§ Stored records
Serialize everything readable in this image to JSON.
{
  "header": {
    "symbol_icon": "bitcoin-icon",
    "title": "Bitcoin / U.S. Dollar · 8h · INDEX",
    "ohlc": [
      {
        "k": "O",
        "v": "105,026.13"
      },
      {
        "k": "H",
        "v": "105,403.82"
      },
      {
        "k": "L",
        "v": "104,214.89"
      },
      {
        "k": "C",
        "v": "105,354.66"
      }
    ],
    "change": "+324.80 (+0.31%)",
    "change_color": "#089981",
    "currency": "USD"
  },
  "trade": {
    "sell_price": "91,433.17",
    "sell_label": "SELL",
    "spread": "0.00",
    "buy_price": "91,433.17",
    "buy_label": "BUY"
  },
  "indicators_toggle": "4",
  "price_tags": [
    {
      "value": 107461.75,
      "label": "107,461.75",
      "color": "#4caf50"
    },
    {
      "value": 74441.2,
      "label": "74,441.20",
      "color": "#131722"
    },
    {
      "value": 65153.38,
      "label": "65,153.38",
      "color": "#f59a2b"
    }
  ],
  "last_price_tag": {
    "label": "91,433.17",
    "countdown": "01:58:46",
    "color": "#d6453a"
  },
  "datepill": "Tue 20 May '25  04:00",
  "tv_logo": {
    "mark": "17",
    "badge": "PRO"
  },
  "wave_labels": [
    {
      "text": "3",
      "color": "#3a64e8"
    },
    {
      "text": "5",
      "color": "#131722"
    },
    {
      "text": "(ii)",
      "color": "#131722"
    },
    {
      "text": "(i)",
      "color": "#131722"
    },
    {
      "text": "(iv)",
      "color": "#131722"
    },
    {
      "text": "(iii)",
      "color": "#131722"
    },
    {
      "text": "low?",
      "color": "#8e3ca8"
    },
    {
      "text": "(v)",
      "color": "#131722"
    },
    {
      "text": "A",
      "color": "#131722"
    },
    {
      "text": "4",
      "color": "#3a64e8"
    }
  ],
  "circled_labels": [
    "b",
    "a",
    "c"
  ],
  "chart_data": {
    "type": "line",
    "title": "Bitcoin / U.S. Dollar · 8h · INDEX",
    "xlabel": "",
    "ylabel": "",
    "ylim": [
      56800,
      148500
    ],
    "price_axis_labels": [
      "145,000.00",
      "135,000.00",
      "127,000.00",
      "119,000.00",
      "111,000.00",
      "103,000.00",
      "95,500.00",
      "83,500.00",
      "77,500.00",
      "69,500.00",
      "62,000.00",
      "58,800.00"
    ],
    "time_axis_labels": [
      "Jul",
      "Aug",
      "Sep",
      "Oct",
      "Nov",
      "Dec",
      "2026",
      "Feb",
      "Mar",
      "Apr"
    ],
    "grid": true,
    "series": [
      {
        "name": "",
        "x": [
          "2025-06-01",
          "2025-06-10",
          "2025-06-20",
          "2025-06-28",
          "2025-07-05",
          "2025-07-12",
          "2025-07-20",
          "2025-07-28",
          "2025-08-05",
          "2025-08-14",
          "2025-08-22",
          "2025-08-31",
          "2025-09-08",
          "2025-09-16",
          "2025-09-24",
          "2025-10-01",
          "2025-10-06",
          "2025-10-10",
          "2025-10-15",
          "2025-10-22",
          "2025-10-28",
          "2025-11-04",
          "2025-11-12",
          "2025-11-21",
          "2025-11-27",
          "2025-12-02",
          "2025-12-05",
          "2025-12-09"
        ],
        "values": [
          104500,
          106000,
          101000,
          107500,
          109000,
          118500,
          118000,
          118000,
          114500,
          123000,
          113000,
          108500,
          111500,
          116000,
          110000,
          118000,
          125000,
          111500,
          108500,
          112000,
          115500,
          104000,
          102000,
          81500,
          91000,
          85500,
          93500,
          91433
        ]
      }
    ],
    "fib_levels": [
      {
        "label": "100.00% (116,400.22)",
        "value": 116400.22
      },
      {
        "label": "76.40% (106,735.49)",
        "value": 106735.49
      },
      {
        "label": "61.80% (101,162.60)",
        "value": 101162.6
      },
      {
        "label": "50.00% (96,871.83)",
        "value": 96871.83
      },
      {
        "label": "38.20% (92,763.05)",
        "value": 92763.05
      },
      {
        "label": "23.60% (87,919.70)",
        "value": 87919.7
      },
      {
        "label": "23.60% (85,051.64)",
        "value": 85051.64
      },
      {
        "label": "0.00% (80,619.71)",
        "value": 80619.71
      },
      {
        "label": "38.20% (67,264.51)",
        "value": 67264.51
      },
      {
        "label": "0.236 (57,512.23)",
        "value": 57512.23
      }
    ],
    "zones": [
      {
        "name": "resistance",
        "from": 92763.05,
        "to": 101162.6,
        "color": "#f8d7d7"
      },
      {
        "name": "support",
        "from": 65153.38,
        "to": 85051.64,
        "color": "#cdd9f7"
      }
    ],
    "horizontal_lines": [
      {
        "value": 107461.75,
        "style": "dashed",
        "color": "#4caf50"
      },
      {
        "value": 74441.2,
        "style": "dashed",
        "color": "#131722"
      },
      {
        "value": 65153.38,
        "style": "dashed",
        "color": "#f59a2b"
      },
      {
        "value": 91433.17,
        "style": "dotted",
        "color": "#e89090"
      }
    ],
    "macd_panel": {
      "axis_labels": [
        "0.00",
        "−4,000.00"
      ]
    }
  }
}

§ Exercise instructions
Output the records exactly, including every line.

§ Result
Serialize everything readable in this image to JSON.
{
  "header": {
    "symbol_icon": "bitcoin-icon",
    "title": "Bitcoin / U.S. Dollar · 8h · INDEX",
    "ohlc": [
      {
        "k": "O",
        "v": "105,026.13"
      },
      {
        "k": "H",
        "v": "105,403.82"
      },
      {
        "k": "L",
        "v": "104,214.89"
      },
      {
        "k": "C",
        "v": "105,354.66"
      }
    ],
    "change": "+324.80 (+0.31%)",
    "change_color": "#089981",
    "currency": "USD"
  },
  "trade": {
    "sell_price": "91,433.17",
    "sell_label": "SELL",
    "spread": "0.00",
    "buy_price": "91,433.17",
    "buy_label": "BUY"
  },
  "indicators_toggle": "4",
  "price_tags": [
    {
      "value": 107461.75,
      "label": "107,461.75",
      "color": "#4caf50"
    },
    {
      "value": 74441.2,
      "label": "74,441.20",
      "color": "#131722"
    },
    {
      "value": 65153.38,
      "label": "65,153.38",
      "color": "#f59a2b"
    }
  ],
  "last_price_tag": {
    "label": "91,433.17",
    "countdown": "01:58:46",
    "color": "#d6453a"
  },
  "datepill": "Tue 20 May '25  04:00",
  "tv_logo": {
    "mark": "17",
    "badge": "PRO"
  },
  "wave_labels": [
    {
      "text": "3",
      "color": "#3a64e8"
    },
    {
      "text": "5",
      "color": "#131722"
    },
    {
      "text": "(ii)",
      "color": "#131722"
    },
    {
      "text": "(i)",
      "color": "#131722"
    },
    {
      "text": "(iv)",
      "color": "#131722"
    },
    {
      "text": "(iii)",
      "color": "#131722"
    },
    {
      "text": "low?",
      "color": "#8e3ca8"
    },
    {
      "text": "(v)",
      "color": "#131722"
    },
    {
      "text": "A",
      "color": "#131722"
    },
    {
      "text": "4",
      "color": "#3a64e8"
    }
  ],
  "circled_labels": [
    "b",
    "a",
    "c"
  ],
  "chart_data": {
    "type": "line",
    "title": "Bitcoin / U.S. Dollar · 8h · INDEX",
    "xlabel": "",
    "ylabel": "",
    "ylim": [
      56800,
      148500
    ],
    "price_axis_labels": [
      "145,000.00",
      "135,000.00",
      "127,000.00",
      "119,000.00",
      "111,000.00",
      "103,000.00",
      "95,500.00",
      "83,500.00",
      "77,500.00",
      "69,500.00",
      "62,000.00",
      "58,800.00"
    ],
    "time_axis_labels": [
      "Jul",
      "Aug",
      "Sep",
      "Oct",
      "Nov",
      "Dec",
      "2026",
      "Feb",
      "Mar",
      "Apr"
    ],
    "grid": true,
    "series": [
      {
        "name": "",
        "x": [
          "2025-06-01",
          "2025-06-10",
          "2025-06-20",
          "2025-06-28",
          "2025-07-05",
          "2025-07-12",
          "2025-07-20",
          "2025-07-28",
          "2025-08-05",
          "2025-08-14",
          "2025-08-22",
          "2025-08-31",
          "2025-09-08",
          "2025-09-16",
          "2025-09-24",
          "2025-10-01",
          "2025-10-06",
          "2025-10-10",
          "2025-10-15",
          "2025-10-22",
          "2025-10-28",
          "2025-11-04",
          "2025-11-12",
          "2025-11-21",
          "2025-11-27",
          "2025-12-02",
          "2025-12-05",
          "2025-12-09"
        ],
        "values": [
          104500,
          106000,
          101000,
          107500,
          109000,
          118500,
          118000,
          118000,
          114500,
          123000,
          113000,
          108500,
          111500,
          116000,
          110000,
          118000,
          125000,
          111500,
          108500,
          112000,
          115500,
          104000,
          102000,
          81500,
          91000,
          85500,
          93500,
          91433
        ]
      }
    ],
    "fib_levels": [
      {
        "label": "100.00% (116,400.22)",
        "value": 116400.22
      },
      {
        "label": "76.40% (106,735.49)",
        "value": 106735.49
      },
      {
        "label": "61.80% (101,162.60)",
        "value": 101162.6
      },
      {
        "label": "50.00% (96,871.83)",
        "value": 96871.83
      },
      {
        "label": "38.20% (92,763.05)",
        "value": 92763.05
      },
      {
        "label": "23.60% (87,919.70)",
        "value": 87919.7
      },
      {
        "label": "23.60% (85,051.64)",
        "value": 85051.64
      },
      {
        "label": "0.00% (80,619.71)",
        "value": 80619.71
      },
      {
        "label": "38.20% (67,264.51)",
        "value": 67264.51
      },
      {
        "label": "0.236 (57,512.23)",
        "value": 57512.23
      }
    ],
    "zones": [
      {
        "name": "resistance",
        "from": 92763.05,
        "to": 101162.6,
        "color": "#f8d7d7"
      },
      {
        "name": "support",
        "from": 65153.38,
        "to": 85051.64,
        "color": "#cdd9f7"
      }
    ],
    "horizontal_lines": [
      {
        "value": 107461.75,
        "style": "dashed",
        "color": "#4caf50"
      },
      {
        "value": 74441.2,
        "style": "dashed",
        "color": "#131722"
      },
      {
        "value": 65153.38,
        "style": "dashed",
        "color": "#f59a2b"
      },
      {
        "value": 91433.17,
        "style": "dotted",
        "color": "#e89090"
      }
    ],
    "macd_panel": {
      "axis_labels": [
        "0.00",
        "−4,000.00"
      ]
    }
  }
}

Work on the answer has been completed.